(Figure data in JSON)

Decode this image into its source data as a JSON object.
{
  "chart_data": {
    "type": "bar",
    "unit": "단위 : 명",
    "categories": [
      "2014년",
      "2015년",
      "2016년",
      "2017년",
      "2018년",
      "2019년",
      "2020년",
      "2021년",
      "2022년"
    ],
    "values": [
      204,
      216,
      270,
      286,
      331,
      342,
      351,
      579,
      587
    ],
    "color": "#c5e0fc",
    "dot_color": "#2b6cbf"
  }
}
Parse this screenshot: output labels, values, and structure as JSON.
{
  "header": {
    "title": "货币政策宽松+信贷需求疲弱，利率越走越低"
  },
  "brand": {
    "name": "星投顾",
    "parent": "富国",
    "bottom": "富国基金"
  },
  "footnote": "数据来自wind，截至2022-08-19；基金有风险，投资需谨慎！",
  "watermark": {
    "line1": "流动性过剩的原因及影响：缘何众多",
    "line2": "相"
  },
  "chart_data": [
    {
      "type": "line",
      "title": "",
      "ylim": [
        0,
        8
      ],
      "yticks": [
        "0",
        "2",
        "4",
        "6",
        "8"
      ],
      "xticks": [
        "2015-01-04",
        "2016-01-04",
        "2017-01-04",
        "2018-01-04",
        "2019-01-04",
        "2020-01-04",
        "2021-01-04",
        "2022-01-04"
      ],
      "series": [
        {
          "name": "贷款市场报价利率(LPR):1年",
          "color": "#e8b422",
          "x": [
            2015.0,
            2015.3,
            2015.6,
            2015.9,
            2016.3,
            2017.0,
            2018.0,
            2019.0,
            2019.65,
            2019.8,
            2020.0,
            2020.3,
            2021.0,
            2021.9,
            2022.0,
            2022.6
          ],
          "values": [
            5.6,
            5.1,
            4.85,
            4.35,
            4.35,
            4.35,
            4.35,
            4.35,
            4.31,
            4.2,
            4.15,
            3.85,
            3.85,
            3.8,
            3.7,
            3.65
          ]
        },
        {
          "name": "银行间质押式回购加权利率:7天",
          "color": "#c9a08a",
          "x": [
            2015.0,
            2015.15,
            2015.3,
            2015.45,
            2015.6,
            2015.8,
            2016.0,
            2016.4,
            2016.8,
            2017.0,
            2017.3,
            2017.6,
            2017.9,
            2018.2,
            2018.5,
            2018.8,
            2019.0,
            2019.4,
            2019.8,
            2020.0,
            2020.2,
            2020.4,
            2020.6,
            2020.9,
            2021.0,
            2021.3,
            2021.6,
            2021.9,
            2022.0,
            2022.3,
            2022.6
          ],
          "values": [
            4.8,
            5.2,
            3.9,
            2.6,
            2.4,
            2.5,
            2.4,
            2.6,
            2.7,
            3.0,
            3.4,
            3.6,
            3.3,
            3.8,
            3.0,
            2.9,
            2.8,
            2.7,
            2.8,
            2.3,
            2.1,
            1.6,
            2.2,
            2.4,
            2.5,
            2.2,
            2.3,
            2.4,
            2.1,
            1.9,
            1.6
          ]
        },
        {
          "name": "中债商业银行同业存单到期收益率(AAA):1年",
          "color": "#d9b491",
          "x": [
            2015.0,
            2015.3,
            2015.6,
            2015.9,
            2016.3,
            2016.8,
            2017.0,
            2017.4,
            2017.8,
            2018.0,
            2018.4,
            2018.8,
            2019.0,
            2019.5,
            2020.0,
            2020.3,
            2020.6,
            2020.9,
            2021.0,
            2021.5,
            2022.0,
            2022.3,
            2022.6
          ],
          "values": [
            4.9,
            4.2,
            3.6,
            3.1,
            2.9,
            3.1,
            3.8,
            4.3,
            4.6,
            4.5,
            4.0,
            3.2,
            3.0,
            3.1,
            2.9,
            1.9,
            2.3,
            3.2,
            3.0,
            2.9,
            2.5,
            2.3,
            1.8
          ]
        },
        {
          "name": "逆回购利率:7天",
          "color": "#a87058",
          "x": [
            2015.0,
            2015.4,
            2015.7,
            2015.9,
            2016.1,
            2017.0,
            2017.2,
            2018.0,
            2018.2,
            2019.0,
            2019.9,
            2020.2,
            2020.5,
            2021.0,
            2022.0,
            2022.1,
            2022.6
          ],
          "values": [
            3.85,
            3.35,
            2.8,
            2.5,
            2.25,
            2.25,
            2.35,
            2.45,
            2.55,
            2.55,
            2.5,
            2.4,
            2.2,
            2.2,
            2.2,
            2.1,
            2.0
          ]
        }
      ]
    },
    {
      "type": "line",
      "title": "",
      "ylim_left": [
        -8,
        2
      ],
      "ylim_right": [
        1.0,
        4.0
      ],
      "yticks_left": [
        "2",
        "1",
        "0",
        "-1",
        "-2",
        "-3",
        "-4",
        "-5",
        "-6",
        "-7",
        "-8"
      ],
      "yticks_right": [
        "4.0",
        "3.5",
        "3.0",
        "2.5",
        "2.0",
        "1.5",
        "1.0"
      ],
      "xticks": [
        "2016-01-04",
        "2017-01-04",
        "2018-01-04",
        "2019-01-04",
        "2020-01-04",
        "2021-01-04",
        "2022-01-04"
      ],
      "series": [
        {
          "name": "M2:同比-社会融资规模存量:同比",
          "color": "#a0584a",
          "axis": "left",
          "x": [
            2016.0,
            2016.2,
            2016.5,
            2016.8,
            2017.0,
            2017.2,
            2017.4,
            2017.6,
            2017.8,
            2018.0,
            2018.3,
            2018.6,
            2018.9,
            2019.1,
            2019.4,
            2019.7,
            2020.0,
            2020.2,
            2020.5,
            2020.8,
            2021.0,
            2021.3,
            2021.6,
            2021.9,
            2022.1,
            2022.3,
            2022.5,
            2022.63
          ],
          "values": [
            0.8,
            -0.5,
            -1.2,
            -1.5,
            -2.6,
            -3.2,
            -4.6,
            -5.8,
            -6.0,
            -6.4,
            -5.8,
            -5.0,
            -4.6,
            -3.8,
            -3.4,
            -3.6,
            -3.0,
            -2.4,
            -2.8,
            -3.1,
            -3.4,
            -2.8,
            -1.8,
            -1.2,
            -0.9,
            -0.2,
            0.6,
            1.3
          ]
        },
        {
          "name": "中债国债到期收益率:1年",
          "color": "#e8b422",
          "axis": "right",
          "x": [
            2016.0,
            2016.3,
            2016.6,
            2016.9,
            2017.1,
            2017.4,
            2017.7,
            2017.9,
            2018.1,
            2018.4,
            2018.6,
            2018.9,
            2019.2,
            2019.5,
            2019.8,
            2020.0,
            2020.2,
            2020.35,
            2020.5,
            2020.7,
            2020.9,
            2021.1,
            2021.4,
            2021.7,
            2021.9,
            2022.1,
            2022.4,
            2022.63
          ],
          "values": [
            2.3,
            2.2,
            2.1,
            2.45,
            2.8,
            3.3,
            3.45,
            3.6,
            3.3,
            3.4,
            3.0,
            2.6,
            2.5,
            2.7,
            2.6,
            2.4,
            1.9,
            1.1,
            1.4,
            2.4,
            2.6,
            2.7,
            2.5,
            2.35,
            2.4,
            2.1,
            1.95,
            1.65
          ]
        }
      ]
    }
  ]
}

- **EXERCISE INSTRUCTIONS**
Copy out the full material exactly as it appears.

- **FINAL RESULT**
Decode this image into its source data as a JSON object.
{
  "chart_data": {
    "type": "bar",
    "unit": "단위 : 명",
    "categories": [
      "2014년",
      "2015년",
      "2016년",
      "2017년",
      "2018년",
      "2019년",
      "2020년",
      "2021년",
      "2022년"
    ],
    "values": [
      204,
      216,
      270,
      286,
      331,
      342,
      351,
      579,
      587
    ],
    "color": "#c5e0fc",
    "dot_color": "#2b6cbf"
  }
}
Parse this screenshot: output labels, values, and structure as JSON.
{
  "header": {
    "title": "货币政策宽松+信贷需求疲弱，利率越走越低"
  },
  "brand": {
    "name": "星投顾",
    "parent": "富国",
    "bottom": "富国基金"
  },
  "footnote": "数据来自wind，截至2022-08-19；基金有风险，投资需谨慎！",
  "watermark": {
    "line1": "流动性过剩的原因及影响：缘何众多",
    "line2": "相"
  },
  "chart_data": [
    {
      "type": "line",
      "title": "",
      "ylim": [
        0,
        8
      ],
      "yticks": [
        "0",
        "2",
        "4",
        "6",
        "8"
      ],
      "xticks": [
        "2015-01-04",
        "2016-01-04",
        "2017-01-04",
        "2018-01-04",
        "2019-01-04",
        "2020-01-04",
        "2021-01-04",
        "2022-01-04"
      ],
      "series": [
        {
          "name": "贷款市场报价利率(LPR):1年",
          "color": "#e8b422",
          "x": [
            2015.0,
            2015.3,
            2015.6,
            2015.9,
            2016.3,
            2017.0,
            2018.0,
            2019.0,
            2019.65,
            2019.8,
            2020.0,
            2020.3,
            2021.0,
            2021.9,
            2022.0,
            2022.6
          ],
          "values": [
            5.6,
            5.1,
            4.85,
            4.35,
            4.35,
            4.35,
            4.35,
            4.35,
            4.31,
            4.2,
            4.15,
            3.85,
            3.85,
            3.8,
            3.7,
            3.65
          ]
        },
        {
          "name": "银行间质押式回购加权利率:7天",
          "color": "#c9a08a",
          "x": [
            2015.0,
            2015.15,
            2015.3,
            2015.45,
            2015.6,
            2015.8,
            2016.0,
            2016.4,
            2016.8,
            2017.0,
            2017.3,
            2017.6,
            2017.9,
            2018.2,
            2018.5,
            2018.8,
            2019.0,
            2019.4,
            2019.8,
            2020.0,
            2020.2,
            2020.4,
            2020.6,
            2020.9,
            2021.0,
            2021.3,
            2021.6,
            2021.9,
            2022.0,
            2022.3,
            2022.6
          ],
          "values": [
            4.8,
            5.2,
            3.9,
            2.6,
            2.4,
            2.5,
            2.4,
            2.6,
            2.7,
            3.0,
            3.4,
            3.6,
            3.3,
            3.8,
            3.0,
            2.9,
            2.8,
            2.7,
            2.8,
            2.3,
            2.1,
            1.6,
            2.2,
            2.4,
            2.5,
            2.2,
            2.3,
            2.4,
            2.1,
            1.9,
            1.6
          ]
        },
        {
          "name": "中债商业银行同业存单到期收益率(AAA):1年",
          "color": "#d9b491",
          "x": [
            2015.0,
            2015.3,
            2015.6,
            2015.9,
            2016.3,
            2016.8,
            2017.0,
            2017.4,
            2017.8,
            2018.0,
            2018.4,
            2018.8,
            2019.0,
            2019.5,
            2020.0,
            2020.3,
            2020.6,
            2020.9,
            2021.0,
            2021.5,
            2022.0,
            2022.3,
            2022.6
          ],
          "values": [
            4.9,
            4.2,
            3.6,
            3.1,
            2.9,
            3.1,
            3.8,
            4.3,
            4.6,
            4.5,
            4.0,
            3.2,
            3.0,
            3.1,
            2.9,
            1.9,
            2.3,
            3.2,
            3.0,
            2.9,
            2.5,
            2.3,
            1.8
          ]
        },
        {
          "name": "逆回购利率:7天",
          "color": "#a87058",
          "x": [
            2015.0,
            2015.4,
            2015.7,
            2015.9,
            2016.1,
            2017.0,
            2017.2,
            2018.0,
            2018.2,
            2019.0,
            2019.9,
            2020.2,
            2020.5,
            2021.0,
            2022.0,
            2022.1,
            2022.6
          ],
          "values": [
            3.85,
            3.35,
            2.8,
            2.5,
            2.25,
            2.25,
            2.35,
            2.45,
            2.55,
            2.55,
            2.5,
            2.4,
            2.2,
            2.2,
            2.2,
            2.1,
            2.0
          ]
        }
      ]
    },
    {
      "type": "line",
      "title": "",
      "ylim_left": [
        -8,
        2
      ],
      "ylim_right": [
        1.0,
        4.0
      ],
      "yticks_left": [
        "2",
        "1",
        "0",
        "-1",
        "-2",
        "-3",
        "-4",
        "-5",
        "-6",
        "-7",
        "-8"
      ],
      "yticks_right": [
        "4.0",
        "3.5",
        "3.0",
        "2.5",
        "2.0",
        "1.5",
        "1.0"
      ],
      "xticks": [
        "2016-01-04",
        "2017-01-04",
        "2018-01-04",
        "2019-01-04",
        "2020-01-04",
        "2021-01-04",
        "2022-01-04"
      ],
      "series": [
        {
          "name": "M2:同比-社会融资规模存量:同比",
          "color": "#a0584a",
          "axis": "left",
          "x": [
            2016.0,
            2016.2,
            2016.5,
            2016.8,
            2017.0,
            2017.2,
            2017.4,
            2017.6,
            2017.8,
            2018.0,
            2018.3,
            2018.6,
            2018.9,
            2019.1,
            2019.4,
            2019.7,
            2020.0,
            2020.2,
            2020.5,
            2020.8,
            2021.0,
            2021.3,
            2021.6,
            2021.9,
            2022.1,
            2022.3,
            2022.5,
            2022.63
          ],
          "values": [
            0.8,
            -0.5,
            -1.2,
            -1.5,
            -2.6,
            -3.2,
            -4.6,
            -5.8,
            -6.0,
            -6.4,
            -5.8,
            -5.0,
            -4.6,
            -3.8,
            -3.4,
            -3.6,
            -3.0,
            -2.4,
            -2.8,
            -3.1,
            -3.4,
            -2.8,
            -1.8,
            -1.2,
            -0.9,
            -0.2,
            0.6,
            1.3
          ]
        },
        {
          "name": "中债国债到期收益率:1年",
          "color": "#e8b422",
          "axis": "right",
          "x": [
            2016.0,
            2016.3,
            2016.6,
            2016.9,
            2017.1,
            2017.4,
            2017.7,
            2017.9,
            2018.1,
            2018.4,
            2018.6,
            2018.9,
            2019.2,
            2019.5,
            2019.8,
            2020.0,
            2020.2,
            2020.35,
            2020.5,
            2020.7,
            2020.9,
            2021.1,
            2021.4,
            2021.7,
            2021.9,
            2022.1,
            2022.4,
            2022.63
          ],
          "values": [
            2.3,
            2.2,
            2.1,
            2.45,
            2.8,
            3.3,
            3.45,
            3.6,
            3.3,
            3.4,
            3.0,
            2.6,
            2.5,
            2.7,
            2.6,
            2.4,
            1.9,
            1.1,
            1.4,
            2.4,
            2.6,
            2.7,
            2.5,
            2.35,
            2.4,
            2.1,
            1.95,
            1.65
          ]
        }
      ]
    }
  ]
}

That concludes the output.